» **To do**
Lift every line from the entries that includes the word "should".

» **Records that describe figures**
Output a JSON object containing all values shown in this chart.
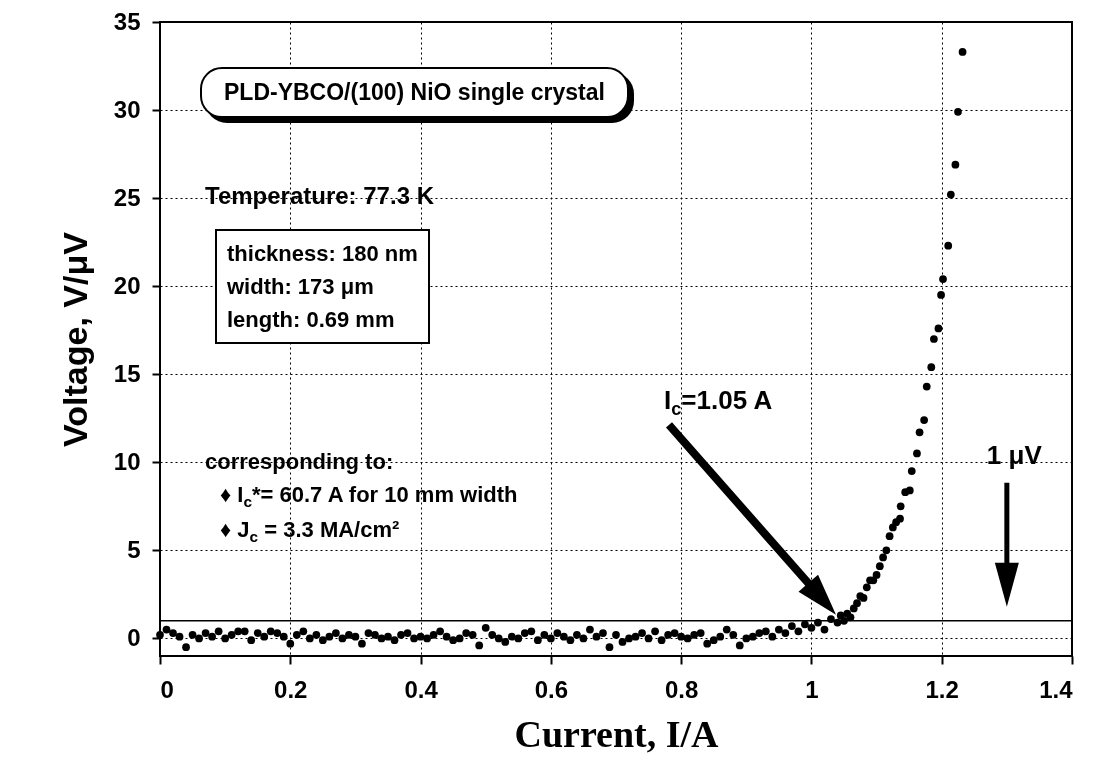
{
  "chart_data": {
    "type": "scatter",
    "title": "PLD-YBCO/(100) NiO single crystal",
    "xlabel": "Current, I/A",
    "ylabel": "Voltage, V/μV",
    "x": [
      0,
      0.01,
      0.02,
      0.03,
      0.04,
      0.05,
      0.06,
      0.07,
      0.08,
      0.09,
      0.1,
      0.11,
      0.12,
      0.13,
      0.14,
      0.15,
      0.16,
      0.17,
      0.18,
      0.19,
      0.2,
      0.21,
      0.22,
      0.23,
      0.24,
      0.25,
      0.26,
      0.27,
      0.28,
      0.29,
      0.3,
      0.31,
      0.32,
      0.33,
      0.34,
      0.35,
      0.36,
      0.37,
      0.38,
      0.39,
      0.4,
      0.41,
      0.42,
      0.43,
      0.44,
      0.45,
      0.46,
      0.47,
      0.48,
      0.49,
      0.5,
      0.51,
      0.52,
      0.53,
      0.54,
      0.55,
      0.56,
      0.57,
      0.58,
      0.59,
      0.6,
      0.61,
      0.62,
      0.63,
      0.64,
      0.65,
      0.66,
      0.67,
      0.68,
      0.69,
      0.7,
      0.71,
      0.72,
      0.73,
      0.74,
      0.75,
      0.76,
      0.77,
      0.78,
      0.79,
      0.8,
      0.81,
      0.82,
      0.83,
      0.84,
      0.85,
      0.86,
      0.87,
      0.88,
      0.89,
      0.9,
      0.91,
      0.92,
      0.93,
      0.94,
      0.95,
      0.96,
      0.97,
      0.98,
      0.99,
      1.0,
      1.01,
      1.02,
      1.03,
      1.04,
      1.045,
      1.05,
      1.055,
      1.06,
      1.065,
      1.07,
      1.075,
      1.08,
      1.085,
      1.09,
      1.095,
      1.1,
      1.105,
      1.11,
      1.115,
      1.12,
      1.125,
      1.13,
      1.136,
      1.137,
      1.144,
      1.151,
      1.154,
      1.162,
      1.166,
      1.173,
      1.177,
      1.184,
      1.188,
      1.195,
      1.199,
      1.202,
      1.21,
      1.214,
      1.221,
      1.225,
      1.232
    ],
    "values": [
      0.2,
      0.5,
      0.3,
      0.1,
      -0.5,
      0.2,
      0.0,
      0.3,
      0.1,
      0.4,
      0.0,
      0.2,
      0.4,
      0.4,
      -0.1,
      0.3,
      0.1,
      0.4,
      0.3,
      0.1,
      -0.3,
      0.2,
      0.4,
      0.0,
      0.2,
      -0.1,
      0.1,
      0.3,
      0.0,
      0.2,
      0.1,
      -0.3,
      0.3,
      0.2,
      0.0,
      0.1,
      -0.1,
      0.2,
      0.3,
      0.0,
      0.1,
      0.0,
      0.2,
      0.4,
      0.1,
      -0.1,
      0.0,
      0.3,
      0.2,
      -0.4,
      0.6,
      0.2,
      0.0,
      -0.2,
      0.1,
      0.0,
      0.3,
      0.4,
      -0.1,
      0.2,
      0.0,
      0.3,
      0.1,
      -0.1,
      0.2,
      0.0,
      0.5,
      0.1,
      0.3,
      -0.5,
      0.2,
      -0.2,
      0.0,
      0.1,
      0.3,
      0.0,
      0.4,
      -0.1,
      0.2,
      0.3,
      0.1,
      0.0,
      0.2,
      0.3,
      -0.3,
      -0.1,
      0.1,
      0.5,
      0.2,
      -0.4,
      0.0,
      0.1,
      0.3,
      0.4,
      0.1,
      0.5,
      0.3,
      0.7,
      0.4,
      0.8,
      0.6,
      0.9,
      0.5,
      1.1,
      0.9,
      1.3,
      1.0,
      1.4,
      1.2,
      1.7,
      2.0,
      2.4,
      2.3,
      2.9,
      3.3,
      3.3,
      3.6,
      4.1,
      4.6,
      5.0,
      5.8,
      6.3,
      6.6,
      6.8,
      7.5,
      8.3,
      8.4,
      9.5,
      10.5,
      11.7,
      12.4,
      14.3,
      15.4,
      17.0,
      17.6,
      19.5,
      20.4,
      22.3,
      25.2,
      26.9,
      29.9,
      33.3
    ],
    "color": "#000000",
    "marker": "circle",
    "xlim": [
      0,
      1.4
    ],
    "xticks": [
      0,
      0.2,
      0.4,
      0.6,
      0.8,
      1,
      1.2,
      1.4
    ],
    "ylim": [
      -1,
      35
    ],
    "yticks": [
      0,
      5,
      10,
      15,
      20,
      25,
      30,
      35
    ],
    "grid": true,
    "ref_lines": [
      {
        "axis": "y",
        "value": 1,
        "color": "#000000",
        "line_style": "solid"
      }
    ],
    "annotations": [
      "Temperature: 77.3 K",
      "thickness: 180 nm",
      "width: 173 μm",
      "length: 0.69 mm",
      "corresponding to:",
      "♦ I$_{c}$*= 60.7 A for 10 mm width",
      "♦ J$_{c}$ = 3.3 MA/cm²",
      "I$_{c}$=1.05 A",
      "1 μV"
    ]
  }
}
* * *
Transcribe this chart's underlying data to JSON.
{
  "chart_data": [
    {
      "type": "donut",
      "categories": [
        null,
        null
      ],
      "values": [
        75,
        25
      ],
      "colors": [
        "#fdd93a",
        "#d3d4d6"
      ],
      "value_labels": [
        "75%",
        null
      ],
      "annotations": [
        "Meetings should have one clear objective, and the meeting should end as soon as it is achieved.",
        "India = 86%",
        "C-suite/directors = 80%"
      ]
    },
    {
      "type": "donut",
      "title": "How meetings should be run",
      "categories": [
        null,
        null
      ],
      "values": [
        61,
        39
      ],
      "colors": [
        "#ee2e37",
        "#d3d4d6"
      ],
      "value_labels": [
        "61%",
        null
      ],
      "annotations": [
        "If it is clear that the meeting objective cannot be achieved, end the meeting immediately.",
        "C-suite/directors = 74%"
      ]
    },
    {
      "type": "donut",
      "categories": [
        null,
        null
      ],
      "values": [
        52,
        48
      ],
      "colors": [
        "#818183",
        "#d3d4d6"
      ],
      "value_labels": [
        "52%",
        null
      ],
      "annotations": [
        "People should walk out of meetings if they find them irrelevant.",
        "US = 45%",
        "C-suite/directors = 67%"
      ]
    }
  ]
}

» **Problem solution**
        "Meetings should have one clear objective, and the meeting should end as soon as it is achieved.",
      "title": "How meetings should be run",
        "People should walk out of meetings if they find them irrelevant.",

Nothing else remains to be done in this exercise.